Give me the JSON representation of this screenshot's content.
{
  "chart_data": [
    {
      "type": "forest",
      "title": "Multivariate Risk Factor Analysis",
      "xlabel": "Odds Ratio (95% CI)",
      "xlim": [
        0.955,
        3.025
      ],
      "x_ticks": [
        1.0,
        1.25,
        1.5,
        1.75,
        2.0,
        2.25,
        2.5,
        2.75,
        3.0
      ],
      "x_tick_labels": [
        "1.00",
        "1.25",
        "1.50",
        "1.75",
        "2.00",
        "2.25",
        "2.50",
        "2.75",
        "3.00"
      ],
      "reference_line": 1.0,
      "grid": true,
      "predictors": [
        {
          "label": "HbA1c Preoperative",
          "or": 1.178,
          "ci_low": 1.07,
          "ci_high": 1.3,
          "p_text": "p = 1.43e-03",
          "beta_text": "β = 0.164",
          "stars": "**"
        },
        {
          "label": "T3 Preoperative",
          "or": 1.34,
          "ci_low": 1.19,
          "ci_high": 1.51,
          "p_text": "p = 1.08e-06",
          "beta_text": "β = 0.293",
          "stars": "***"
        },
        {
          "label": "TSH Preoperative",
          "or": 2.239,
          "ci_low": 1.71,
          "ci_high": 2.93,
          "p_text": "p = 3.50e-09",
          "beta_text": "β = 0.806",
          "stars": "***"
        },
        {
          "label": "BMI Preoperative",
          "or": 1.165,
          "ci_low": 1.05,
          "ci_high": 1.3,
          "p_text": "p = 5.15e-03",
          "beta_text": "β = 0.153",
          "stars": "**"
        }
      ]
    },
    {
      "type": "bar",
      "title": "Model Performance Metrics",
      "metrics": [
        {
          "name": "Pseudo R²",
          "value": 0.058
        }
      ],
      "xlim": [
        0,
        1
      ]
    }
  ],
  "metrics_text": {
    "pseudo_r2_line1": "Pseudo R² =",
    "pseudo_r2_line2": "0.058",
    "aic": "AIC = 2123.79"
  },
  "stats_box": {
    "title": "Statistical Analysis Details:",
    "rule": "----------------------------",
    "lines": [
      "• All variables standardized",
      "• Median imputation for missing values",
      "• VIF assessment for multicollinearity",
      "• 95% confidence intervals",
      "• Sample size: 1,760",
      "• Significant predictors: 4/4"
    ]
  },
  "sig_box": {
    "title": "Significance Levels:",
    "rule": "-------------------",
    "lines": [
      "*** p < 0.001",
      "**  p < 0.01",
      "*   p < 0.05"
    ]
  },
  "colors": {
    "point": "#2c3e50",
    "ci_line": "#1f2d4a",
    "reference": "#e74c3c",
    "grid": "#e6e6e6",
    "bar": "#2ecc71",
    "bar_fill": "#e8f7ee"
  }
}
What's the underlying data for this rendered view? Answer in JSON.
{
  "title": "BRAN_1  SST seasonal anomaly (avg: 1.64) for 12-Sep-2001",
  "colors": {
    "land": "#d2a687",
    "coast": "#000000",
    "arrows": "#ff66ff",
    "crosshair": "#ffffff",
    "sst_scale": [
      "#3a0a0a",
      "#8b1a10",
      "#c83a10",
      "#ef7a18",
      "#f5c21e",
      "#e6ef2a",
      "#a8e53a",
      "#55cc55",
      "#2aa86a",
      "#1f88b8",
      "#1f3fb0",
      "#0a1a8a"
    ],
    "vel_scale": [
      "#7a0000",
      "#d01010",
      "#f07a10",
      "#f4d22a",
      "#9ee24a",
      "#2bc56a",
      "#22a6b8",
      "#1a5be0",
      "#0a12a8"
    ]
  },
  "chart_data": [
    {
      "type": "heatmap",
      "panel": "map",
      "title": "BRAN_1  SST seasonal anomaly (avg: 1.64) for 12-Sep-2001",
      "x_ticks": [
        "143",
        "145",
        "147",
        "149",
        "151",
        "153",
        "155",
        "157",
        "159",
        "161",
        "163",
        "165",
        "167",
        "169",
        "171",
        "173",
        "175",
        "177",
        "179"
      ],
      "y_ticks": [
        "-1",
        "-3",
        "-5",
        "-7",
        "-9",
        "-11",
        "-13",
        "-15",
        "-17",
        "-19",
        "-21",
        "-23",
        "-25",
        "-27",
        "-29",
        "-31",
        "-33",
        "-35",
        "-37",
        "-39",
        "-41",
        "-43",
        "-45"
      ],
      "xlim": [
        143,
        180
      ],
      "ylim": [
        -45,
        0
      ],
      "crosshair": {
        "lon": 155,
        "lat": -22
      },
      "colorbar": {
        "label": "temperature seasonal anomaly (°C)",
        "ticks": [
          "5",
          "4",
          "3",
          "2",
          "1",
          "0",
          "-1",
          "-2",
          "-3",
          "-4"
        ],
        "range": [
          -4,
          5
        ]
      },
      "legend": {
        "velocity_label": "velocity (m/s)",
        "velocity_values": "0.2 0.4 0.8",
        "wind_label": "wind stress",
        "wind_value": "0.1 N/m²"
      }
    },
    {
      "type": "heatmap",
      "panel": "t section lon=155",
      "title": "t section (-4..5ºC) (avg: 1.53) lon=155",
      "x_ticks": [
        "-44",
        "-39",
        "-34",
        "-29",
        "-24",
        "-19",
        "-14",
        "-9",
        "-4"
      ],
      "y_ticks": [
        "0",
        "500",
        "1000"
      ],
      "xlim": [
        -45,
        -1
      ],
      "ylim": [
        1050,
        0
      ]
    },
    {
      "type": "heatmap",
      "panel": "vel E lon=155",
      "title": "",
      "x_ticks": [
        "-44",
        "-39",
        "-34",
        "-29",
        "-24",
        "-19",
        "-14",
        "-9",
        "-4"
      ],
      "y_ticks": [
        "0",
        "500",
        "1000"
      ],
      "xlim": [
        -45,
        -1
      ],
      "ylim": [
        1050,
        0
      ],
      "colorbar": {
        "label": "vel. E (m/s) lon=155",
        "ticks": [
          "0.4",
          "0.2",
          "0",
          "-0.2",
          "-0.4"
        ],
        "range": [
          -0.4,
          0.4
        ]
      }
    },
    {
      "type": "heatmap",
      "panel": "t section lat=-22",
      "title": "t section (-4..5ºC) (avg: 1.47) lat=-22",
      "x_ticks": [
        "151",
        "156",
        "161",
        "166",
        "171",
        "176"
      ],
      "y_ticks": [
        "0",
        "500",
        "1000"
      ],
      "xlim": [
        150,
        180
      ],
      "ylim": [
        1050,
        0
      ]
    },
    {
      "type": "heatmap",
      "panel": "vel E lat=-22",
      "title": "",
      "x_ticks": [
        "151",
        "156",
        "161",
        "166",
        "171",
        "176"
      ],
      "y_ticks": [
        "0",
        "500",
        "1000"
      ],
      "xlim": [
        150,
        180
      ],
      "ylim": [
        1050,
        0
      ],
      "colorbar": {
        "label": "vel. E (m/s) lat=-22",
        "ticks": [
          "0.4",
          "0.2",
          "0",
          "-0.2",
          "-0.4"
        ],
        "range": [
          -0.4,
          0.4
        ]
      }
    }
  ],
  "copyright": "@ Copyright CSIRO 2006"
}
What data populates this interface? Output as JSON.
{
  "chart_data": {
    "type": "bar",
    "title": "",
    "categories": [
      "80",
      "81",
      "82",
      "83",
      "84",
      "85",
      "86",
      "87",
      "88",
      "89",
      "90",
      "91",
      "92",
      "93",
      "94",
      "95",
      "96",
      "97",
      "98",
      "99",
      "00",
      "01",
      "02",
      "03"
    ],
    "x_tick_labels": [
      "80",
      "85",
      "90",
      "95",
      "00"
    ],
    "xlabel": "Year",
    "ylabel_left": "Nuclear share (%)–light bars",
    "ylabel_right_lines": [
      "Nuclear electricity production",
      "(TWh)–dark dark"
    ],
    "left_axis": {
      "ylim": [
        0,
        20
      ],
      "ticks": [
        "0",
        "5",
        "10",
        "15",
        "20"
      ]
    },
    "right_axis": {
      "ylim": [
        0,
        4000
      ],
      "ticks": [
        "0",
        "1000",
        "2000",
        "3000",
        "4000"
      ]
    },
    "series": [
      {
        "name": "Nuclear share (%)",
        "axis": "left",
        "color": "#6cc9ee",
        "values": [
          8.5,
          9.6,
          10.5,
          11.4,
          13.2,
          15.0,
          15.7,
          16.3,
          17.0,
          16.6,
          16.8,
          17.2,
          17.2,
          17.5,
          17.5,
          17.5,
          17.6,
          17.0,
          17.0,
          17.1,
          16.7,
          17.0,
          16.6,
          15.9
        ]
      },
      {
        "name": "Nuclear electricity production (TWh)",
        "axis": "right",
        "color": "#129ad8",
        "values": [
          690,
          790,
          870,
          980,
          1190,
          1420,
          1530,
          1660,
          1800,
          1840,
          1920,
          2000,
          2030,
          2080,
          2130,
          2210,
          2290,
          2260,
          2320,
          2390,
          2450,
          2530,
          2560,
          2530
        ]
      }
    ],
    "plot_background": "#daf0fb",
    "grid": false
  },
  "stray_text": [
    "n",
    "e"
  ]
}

___

## YOUR INSTRUCTIONS
Among the lines of the listing, how many hold the string "JSON"? Respond with only the number.

## SOLUTION BELOW
3